### Given exercise
Return every line below in which "name" appears.

** Begin Record list **

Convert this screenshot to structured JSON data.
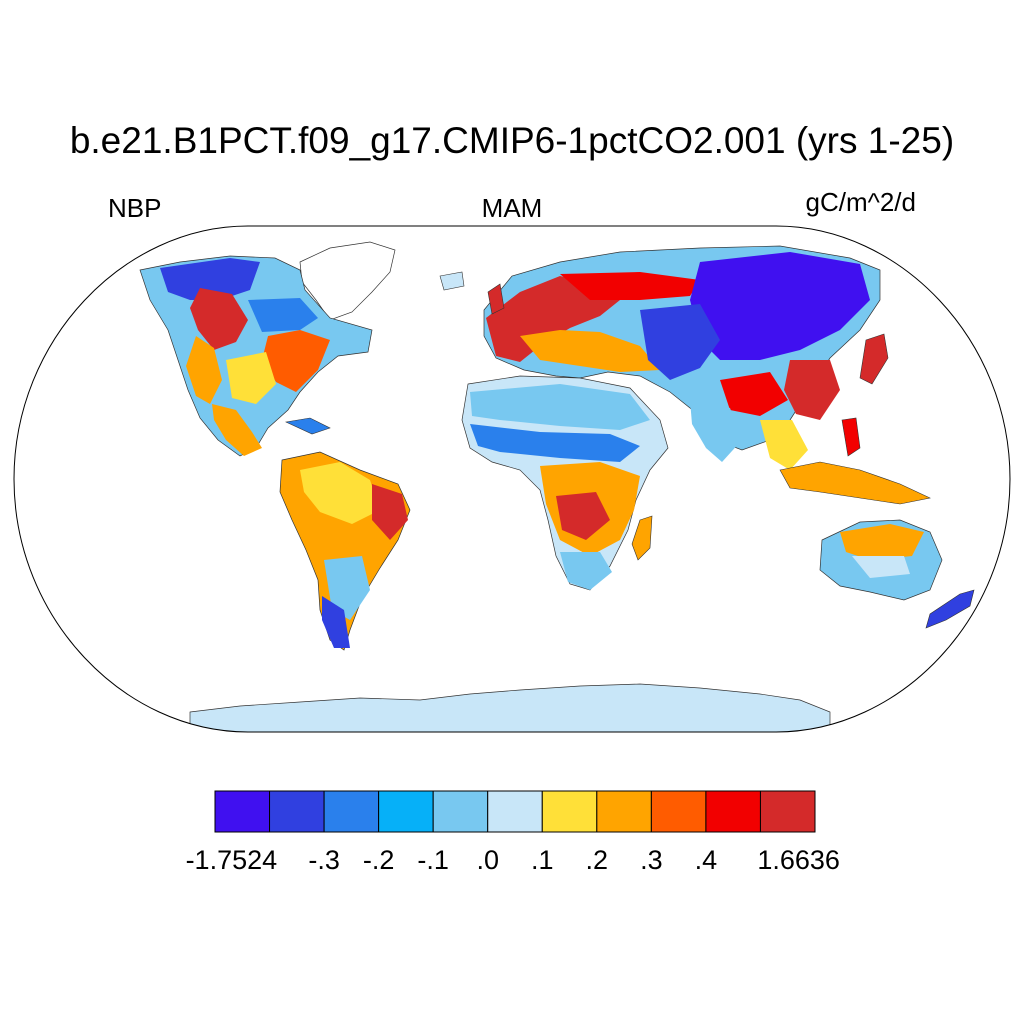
{
  "title": "b.e21.B1PCT.f09_g17.CMIP6-1pctCO2.001 (yrs 1-25)",
  "left_label": "NBP",
  "center_label": "MAM",
  "right_label": "gC/m^2/d",
  "colorbar": {
    "colors": [
      "#4010f0",
      "#3040e0",
      "#2a80ec",
      "#06b0f8",
      "#78c8f0",
      "#c8e6f8",
      "#ffe038",
      "#ffa400",
      "#ff5c00",
      "#f20000",
      "#d42a2a"
    ],
    "labels": [
      "-1.7524",
      "-.3",
      "-.2",
      "-.1",
      ".0",
      ".1",
      ".2",
      ".3",
      ".4",
      "1.6636"
    ]
  },
  "map": {
    "projection": "robinson",
    "ocean_color": "#ffffff",
    "ice_color": "#c8e6f8"
  }
}
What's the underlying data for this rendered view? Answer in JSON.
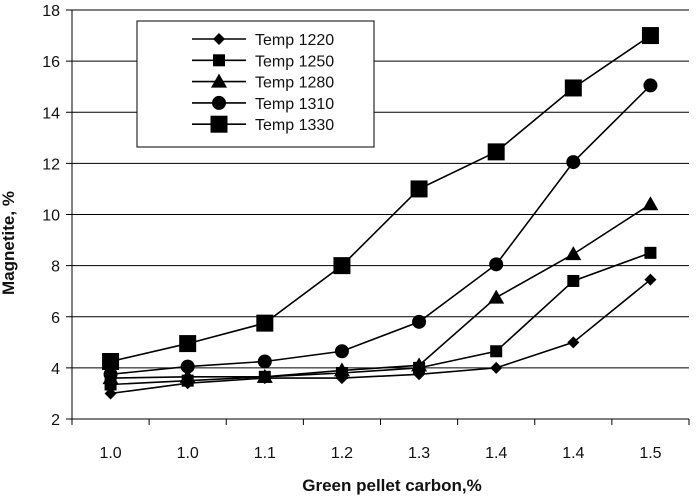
{
  "chart_data": {
    "type": "line",
    "title": "",
    "xlabel": "Green pellet carbon,%",
    "ylabel": "Magnetite, %",
    "categories": [
      "1.0",
      "1.0",
      "1.1",
      "1.2",
      "1.3",
      "1.4",
      "1.4",
      "1.5"
    ],
    "ylim": [
      2,
      18
    ],
    "yticks": [
      "2",
      "4",
      "6",
      "8",
      "10",
      "12",
      "14",
      "16",
      "18"
    ],
    "grid": "horizontal",
    "legend_position": "top-left",
    "series": [
      {
        "name": "Temp 1220",
        "marker": "diamond",
        "values": [
          3.0,
          3.4,
          3.6,
          3.6,
          3.75,
          4.0,
          5.0,
          7.45
        ]
      },
      {
        "name": "Temp 1250",
        "marker": "square-small",
        "values": [
          3.35,
          3.5,
          3.65,
          3.8,
          4.0,
          4.65,
          7.4,
          8.5
        ]
      },
      {
        "name": "Temp 1280",
        "marker": "triangle",
        "values": [
          3.6,
          3.65,
          3.65,
          3.9,
          4.1,
          6.75,
          8.45,
          10.4
        ]
      },
      {
        "name": "Temp 1310",
        "marker": "circle",
        "values": [
          3.75,
          4.05,
          4.25,
          4.65,
          5.8,
          8.05,
          12.05,
          15.05
        ]
      },
      {
        "name": "Temp 1330",
        "marker": "square-large",
        "values": [
          4.25,
          4.95,
          5.75,
          8.0,
          11.0,
          12.45,
          14.95,
          17.0
        ]
      }
    ],
    "colors": {
      "line": "#000000",
      "marker": "#000000",
      "grid": "#000000",
      "axis": "#000000"
    }
  }
}
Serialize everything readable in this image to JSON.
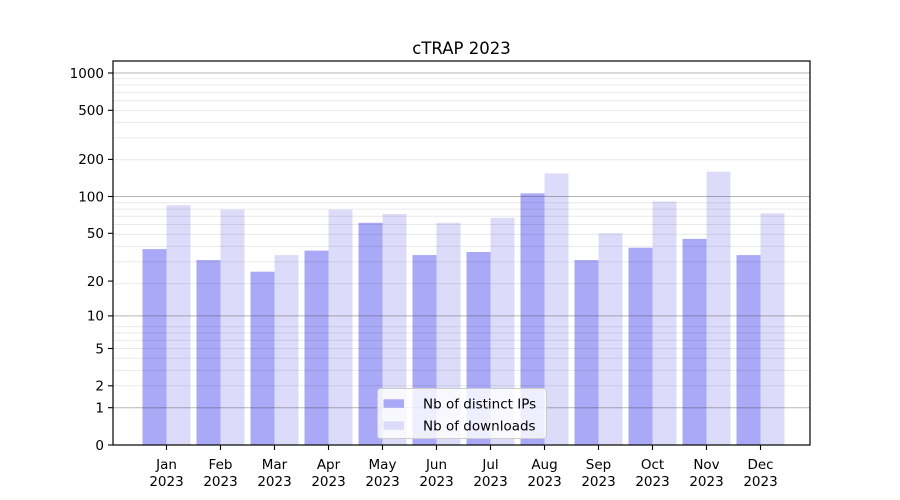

** End Record list **

### Task answer
        "name": "Temp 1220",
        "name": "Temp 1250",
        "name": "Temp 1280",
        "name": "Temp 1310",
        "name": "Temp 1330",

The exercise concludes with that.